→ **Exercise instructions**: Wherever a line in the data below holds "away", copy that line.

→ **Records provided**:
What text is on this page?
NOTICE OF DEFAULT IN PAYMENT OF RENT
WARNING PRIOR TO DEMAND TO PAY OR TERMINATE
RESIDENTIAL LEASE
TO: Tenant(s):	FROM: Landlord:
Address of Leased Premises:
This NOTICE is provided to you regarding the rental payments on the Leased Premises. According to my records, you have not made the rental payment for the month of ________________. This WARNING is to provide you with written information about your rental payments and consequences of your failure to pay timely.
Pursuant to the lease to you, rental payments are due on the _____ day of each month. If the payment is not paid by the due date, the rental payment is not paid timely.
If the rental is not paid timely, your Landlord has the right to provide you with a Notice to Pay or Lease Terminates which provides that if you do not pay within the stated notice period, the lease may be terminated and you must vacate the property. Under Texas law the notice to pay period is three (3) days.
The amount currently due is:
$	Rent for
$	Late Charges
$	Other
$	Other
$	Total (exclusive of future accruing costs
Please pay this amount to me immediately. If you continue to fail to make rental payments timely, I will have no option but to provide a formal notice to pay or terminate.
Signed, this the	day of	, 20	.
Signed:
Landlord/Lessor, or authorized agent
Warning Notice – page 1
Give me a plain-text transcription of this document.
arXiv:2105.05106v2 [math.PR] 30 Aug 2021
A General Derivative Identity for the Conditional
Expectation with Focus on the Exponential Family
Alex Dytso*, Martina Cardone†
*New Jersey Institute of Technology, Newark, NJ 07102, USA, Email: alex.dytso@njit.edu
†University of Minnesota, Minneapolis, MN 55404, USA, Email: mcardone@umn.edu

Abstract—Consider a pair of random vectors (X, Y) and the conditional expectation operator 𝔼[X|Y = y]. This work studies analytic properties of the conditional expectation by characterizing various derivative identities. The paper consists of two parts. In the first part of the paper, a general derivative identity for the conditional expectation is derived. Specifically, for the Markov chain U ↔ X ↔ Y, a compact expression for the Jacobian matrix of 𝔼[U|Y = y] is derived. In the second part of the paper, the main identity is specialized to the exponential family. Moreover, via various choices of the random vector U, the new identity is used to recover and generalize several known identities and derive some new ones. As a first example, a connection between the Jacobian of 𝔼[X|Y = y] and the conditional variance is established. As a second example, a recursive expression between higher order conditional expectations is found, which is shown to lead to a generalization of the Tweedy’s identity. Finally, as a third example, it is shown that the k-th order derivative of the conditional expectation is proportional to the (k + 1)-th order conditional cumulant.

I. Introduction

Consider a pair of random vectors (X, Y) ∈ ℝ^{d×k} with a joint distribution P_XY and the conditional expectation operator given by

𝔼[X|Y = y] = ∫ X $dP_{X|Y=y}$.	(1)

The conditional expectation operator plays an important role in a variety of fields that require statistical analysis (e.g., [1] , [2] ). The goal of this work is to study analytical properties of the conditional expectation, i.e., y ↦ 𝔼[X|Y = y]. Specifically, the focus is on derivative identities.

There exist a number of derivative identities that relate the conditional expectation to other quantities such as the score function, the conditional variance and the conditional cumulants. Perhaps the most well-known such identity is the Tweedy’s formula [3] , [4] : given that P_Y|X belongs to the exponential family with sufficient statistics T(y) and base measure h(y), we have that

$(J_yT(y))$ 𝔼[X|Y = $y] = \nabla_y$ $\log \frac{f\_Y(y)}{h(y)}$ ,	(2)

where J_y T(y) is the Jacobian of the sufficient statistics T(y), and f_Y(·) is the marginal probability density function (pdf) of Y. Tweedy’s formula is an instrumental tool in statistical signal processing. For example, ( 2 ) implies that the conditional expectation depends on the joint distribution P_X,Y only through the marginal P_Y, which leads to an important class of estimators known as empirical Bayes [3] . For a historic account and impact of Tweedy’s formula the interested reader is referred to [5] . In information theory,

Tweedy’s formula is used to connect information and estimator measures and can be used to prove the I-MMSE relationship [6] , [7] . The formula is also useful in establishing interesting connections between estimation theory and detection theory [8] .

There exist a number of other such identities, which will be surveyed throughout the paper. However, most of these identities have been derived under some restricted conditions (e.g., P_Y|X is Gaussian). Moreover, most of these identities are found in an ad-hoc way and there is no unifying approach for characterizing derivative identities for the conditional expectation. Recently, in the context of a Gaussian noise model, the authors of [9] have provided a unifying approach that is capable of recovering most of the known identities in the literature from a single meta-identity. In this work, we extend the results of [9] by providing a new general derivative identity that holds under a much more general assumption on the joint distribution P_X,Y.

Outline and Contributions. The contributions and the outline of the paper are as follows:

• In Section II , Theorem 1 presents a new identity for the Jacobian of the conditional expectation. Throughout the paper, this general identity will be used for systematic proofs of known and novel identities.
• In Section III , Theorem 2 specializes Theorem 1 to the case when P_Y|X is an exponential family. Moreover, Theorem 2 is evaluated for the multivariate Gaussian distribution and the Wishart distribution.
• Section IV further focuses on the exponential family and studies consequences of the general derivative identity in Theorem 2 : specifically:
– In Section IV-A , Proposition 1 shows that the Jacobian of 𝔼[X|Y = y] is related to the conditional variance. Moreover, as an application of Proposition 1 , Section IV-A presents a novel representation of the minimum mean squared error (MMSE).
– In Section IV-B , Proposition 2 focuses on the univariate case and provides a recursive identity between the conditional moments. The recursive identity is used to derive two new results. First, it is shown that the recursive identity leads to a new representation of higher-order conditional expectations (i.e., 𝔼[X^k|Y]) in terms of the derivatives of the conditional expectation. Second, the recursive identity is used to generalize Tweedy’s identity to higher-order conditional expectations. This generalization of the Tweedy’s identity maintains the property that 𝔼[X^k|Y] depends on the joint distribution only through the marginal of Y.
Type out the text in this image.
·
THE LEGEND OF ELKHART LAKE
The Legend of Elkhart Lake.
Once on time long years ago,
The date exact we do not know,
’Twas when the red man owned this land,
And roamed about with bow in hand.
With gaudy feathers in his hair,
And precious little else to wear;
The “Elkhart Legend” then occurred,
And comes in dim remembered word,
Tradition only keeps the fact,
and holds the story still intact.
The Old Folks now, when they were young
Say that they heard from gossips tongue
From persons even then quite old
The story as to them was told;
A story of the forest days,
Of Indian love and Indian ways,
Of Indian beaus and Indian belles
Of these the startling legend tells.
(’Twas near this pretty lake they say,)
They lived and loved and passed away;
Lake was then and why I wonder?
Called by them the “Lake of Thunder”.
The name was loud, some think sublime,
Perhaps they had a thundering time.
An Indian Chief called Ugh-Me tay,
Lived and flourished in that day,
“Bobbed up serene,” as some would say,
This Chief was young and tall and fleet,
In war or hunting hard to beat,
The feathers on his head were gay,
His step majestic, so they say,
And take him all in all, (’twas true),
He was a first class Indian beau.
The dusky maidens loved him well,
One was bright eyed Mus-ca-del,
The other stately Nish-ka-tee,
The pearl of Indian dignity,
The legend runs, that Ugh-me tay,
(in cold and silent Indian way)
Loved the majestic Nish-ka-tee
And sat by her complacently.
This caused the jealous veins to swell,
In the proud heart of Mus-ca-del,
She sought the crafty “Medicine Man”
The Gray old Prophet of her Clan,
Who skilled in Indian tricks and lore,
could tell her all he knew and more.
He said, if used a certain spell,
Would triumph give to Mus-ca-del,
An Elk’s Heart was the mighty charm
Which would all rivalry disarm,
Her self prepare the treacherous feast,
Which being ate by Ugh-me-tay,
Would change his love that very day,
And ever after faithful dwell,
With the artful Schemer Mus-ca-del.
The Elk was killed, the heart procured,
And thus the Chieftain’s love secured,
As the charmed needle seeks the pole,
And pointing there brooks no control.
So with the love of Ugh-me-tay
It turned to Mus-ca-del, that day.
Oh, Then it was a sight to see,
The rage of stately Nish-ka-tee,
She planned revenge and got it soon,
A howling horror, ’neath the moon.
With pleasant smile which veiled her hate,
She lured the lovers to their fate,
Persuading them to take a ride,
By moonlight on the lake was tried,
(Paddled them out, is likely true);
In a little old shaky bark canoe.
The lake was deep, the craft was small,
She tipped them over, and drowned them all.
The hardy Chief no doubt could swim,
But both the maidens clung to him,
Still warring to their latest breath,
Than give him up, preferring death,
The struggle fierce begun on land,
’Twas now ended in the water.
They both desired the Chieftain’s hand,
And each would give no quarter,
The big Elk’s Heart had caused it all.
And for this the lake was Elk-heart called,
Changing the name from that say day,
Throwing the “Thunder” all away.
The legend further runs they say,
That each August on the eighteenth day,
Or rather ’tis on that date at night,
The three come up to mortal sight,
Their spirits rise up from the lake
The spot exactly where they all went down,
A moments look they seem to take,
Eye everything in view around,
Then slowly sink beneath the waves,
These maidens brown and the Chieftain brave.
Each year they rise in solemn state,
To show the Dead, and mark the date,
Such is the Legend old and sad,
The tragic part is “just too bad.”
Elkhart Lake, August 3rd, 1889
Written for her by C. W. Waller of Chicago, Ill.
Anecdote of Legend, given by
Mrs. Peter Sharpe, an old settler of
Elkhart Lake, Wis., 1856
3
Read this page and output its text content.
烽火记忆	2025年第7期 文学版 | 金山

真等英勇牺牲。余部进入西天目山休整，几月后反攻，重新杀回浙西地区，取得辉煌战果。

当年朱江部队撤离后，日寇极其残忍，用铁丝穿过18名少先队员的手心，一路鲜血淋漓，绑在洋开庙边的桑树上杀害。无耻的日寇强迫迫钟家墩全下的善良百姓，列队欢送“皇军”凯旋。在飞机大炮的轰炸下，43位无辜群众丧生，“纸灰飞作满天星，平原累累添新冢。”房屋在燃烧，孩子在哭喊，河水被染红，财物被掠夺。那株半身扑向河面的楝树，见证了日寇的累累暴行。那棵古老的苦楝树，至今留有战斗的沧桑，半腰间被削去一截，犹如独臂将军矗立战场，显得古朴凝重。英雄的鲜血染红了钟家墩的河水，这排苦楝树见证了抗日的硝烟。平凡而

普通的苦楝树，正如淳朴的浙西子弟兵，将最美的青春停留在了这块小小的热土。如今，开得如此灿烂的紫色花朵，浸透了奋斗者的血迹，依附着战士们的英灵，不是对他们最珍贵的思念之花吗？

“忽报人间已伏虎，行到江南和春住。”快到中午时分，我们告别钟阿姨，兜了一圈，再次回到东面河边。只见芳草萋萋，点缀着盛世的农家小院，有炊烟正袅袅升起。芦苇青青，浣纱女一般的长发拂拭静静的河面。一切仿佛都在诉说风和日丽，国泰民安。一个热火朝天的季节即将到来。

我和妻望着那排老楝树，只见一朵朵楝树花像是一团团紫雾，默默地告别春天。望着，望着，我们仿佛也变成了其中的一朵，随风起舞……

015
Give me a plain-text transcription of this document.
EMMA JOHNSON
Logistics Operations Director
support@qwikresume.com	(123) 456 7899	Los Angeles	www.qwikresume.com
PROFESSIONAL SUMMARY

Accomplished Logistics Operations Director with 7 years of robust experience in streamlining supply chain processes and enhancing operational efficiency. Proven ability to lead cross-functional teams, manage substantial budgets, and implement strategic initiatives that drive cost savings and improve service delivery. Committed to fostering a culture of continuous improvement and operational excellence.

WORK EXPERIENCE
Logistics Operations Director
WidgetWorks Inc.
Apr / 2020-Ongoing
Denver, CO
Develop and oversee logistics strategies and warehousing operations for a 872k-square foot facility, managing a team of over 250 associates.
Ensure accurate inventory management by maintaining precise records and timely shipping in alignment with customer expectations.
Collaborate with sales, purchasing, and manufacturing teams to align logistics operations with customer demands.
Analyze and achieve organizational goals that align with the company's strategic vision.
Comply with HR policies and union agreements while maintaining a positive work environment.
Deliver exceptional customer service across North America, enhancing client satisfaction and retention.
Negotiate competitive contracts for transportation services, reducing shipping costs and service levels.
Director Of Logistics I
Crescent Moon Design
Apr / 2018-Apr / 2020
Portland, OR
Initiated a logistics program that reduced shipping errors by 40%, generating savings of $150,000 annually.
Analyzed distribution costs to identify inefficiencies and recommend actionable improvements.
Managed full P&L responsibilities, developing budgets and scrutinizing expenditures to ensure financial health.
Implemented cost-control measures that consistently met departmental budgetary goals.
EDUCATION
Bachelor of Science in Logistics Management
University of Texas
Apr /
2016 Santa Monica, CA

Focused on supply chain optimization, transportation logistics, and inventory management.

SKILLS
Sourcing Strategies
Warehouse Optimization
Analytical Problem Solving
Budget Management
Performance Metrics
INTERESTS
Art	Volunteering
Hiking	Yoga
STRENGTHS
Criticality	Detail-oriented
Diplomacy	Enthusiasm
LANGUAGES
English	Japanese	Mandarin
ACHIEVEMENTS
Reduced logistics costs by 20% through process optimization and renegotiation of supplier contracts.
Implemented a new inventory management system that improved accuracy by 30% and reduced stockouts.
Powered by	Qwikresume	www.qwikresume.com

→ **Complete response**:
They lived and loved and passed away;
Throwing the “Thunder” all away.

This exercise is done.